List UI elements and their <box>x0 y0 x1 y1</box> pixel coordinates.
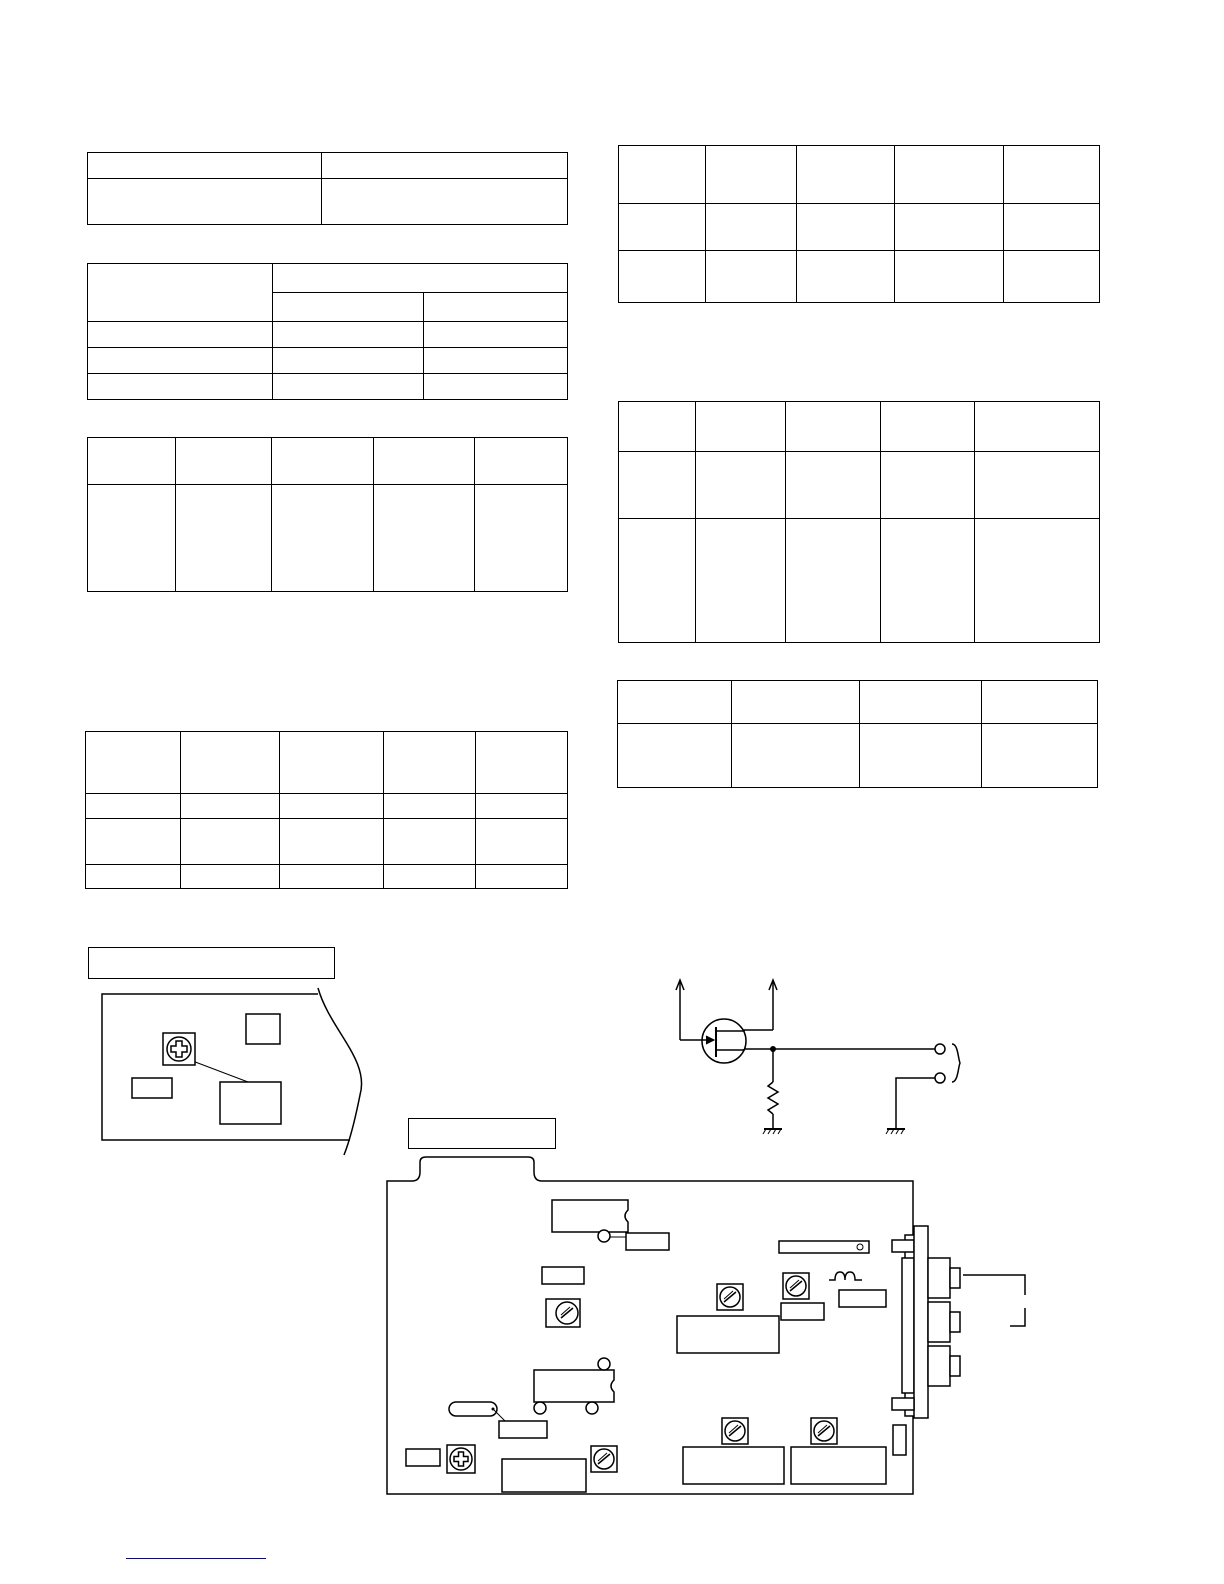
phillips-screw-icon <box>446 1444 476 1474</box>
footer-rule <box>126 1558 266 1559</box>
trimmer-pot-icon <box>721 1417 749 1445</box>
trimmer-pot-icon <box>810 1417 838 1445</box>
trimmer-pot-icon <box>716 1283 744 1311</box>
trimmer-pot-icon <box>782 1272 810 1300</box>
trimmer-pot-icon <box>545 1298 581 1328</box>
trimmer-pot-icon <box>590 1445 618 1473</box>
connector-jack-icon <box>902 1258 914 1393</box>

◆ ◆ ◆

Rewrite all of the material above with "pixel coordinates" changed to "screen positions" and everything else unchanged. Leave out the pictures.

■ Solution to this exercise ■
List UI elements and their <box>x0 y0 x1 y1</box> screen positions.
phillips-screw-icon <box>446 1444 476 1474</box>
footer-rule <box>126 1558 266 1559</box>
trimmer-pot-icon <box>721 1417 749 1445</box>
trimmer-pot-icon <box>810 1417 838 1445</box>
trimmer-pot-icon <box>716 1283 744 1311</box>
trimmer-pot-icon <box>782 1272 810 1300</box>
trimmer-pot-icon <box>545 1298 581 1328</box>
trimmer-pot-icon <box>590 1445 618 1473</box>
connector-jack-icon <box>902 1258 914 1393</box>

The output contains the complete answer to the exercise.